• YOUR GOAL
Examine the entries and show every line in which the word "seind" is found.

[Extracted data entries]
· · · · · · ·
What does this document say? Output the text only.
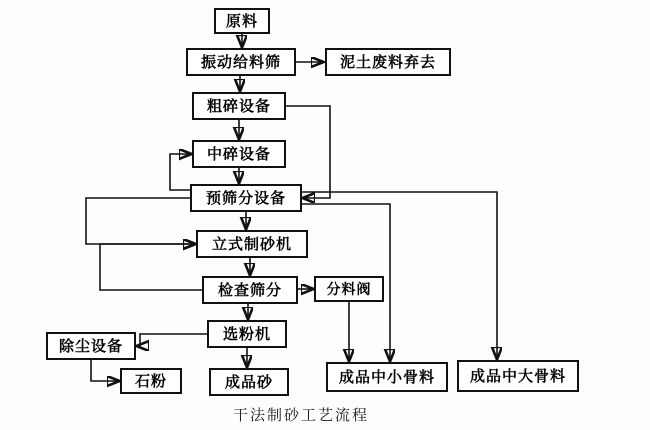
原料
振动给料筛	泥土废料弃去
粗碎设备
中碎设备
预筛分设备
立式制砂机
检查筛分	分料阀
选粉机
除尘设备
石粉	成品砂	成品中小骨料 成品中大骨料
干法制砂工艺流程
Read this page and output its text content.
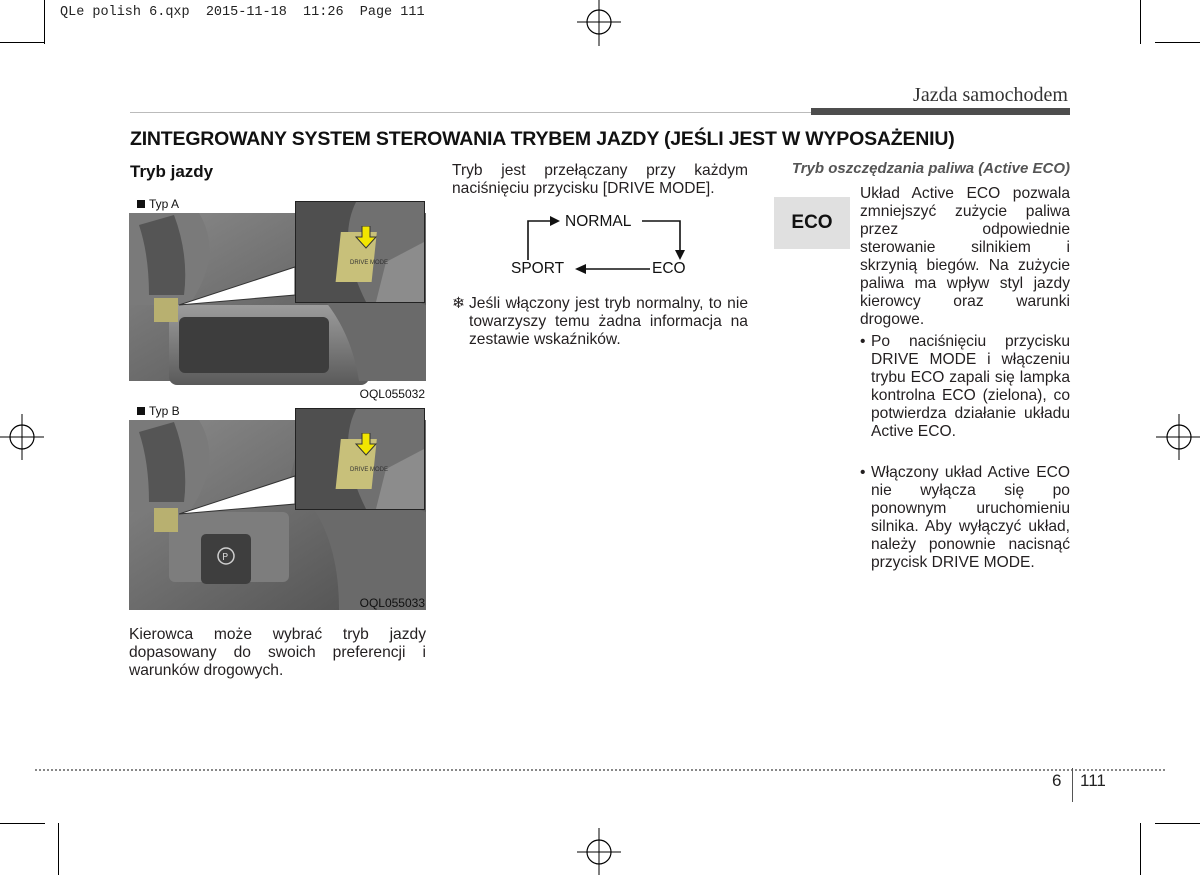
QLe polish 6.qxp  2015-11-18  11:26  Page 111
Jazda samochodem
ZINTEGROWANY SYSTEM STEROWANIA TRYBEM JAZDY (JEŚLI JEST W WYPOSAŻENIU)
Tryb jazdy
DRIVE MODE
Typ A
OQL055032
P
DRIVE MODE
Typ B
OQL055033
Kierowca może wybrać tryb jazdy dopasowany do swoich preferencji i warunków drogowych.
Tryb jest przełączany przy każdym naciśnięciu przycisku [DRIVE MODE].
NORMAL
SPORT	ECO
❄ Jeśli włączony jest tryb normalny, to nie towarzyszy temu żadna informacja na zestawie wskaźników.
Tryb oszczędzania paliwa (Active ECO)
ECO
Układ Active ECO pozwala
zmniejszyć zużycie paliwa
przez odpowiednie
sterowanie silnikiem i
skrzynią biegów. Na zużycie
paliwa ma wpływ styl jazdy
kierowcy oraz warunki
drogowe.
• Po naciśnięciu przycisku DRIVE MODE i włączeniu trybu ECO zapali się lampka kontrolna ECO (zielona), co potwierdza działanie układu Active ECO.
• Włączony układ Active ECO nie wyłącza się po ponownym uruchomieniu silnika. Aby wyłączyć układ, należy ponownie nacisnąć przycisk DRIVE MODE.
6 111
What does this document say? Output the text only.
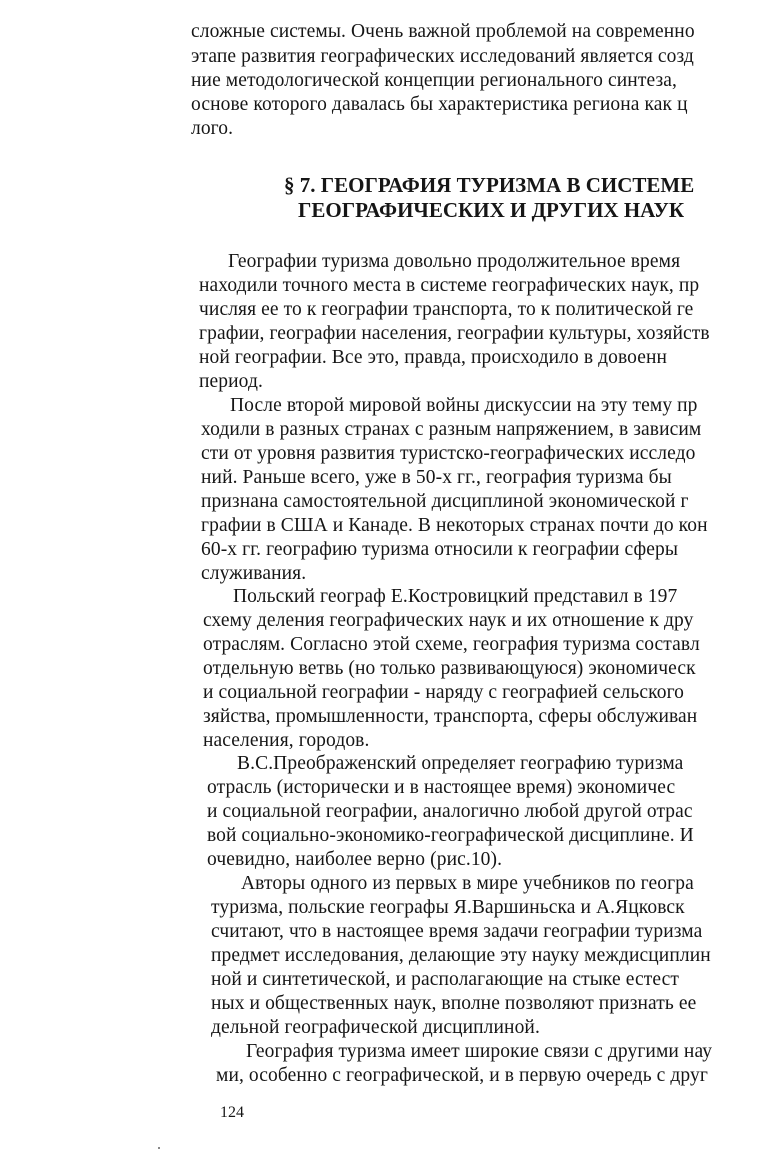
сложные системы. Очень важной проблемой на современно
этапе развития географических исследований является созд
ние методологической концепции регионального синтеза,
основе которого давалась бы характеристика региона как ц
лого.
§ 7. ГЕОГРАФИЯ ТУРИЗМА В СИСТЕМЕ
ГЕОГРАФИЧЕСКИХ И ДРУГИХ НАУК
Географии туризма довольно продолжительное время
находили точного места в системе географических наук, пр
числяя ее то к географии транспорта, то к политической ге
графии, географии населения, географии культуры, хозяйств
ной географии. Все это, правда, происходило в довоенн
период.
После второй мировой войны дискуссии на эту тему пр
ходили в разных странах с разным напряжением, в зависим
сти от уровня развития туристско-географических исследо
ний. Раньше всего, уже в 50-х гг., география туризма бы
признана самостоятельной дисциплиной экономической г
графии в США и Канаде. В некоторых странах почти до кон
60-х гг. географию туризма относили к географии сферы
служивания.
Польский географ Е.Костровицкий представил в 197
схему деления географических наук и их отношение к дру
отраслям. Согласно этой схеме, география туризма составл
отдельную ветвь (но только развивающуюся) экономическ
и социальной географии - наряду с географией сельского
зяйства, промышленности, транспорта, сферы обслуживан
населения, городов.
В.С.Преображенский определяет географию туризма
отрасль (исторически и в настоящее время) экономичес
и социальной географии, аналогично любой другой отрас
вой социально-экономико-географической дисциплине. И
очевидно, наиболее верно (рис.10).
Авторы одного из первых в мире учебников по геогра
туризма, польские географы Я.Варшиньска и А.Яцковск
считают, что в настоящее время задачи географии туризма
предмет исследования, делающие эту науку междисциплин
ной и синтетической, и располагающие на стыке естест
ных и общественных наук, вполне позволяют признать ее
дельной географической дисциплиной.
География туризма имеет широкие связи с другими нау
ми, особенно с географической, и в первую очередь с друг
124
· · · · · · ·
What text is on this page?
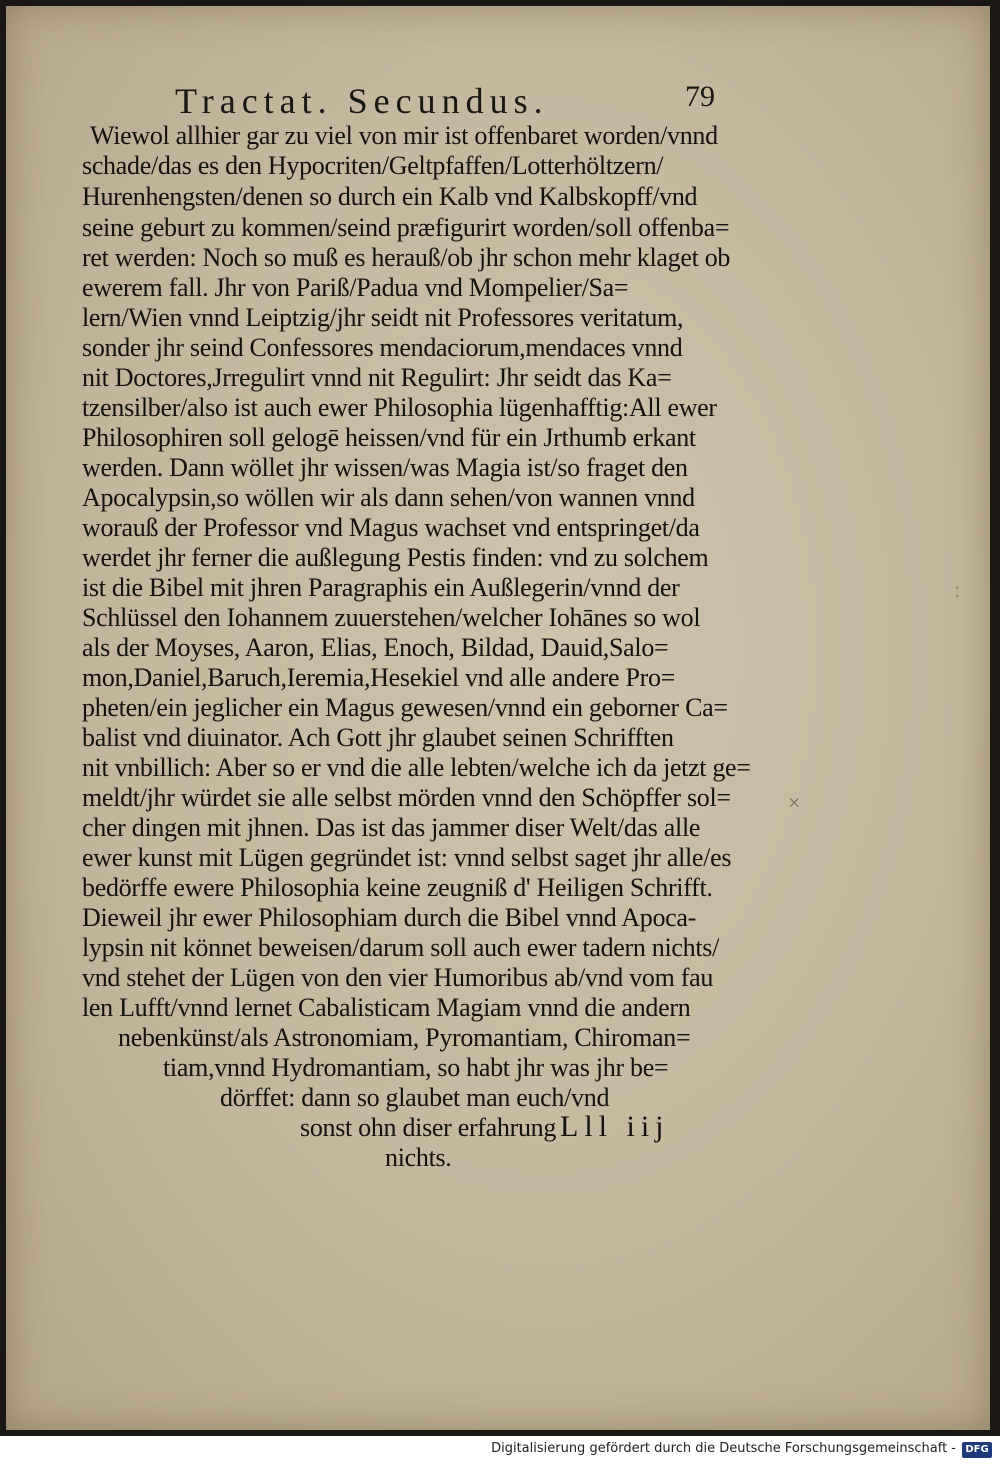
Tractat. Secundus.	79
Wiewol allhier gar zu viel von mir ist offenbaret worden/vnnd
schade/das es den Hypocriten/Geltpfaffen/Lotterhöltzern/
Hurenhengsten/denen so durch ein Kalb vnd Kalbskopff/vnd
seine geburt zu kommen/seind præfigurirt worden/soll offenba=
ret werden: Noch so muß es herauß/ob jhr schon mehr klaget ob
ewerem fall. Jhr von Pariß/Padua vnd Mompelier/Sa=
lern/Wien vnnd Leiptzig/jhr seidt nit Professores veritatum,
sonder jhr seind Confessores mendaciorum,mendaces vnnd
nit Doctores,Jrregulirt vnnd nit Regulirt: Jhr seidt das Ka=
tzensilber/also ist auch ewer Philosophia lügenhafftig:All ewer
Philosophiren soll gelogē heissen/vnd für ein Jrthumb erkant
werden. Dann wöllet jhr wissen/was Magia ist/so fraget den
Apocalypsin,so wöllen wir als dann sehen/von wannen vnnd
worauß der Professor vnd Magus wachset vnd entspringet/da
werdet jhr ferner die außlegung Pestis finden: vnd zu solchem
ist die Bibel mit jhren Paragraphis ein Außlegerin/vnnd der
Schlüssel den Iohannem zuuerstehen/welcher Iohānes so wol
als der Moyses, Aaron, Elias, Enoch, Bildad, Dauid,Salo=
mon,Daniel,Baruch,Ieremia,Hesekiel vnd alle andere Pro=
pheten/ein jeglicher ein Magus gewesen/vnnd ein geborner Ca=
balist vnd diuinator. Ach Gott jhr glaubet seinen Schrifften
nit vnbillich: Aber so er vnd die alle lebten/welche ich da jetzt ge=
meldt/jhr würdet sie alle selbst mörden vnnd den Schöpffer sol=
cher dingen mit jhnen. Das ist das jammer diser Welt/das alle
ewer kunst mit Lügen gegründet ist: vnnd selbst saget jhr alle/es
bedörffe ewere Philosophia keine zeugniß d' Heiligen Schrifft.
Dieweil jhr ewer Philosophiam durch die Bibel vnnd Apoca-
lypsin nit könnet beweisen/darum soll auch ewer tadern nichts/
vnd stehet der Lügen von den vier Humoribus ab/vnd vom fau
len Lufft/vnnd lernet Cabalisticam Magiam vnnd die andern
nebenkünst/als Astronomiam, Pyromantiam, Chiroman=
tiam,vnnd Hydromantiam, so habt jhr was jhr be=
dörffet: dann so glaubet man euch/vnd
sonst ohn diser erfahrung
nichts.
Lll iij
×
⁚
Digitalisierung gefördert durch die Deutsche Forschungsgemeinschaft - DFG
· · · · · · ·
• WORKED ANSWER
seine geburt zu kommen/seind præfigurirt worden/soll offenba=
sonder jhr seind Confessores mendaciorum,mendaces vnnd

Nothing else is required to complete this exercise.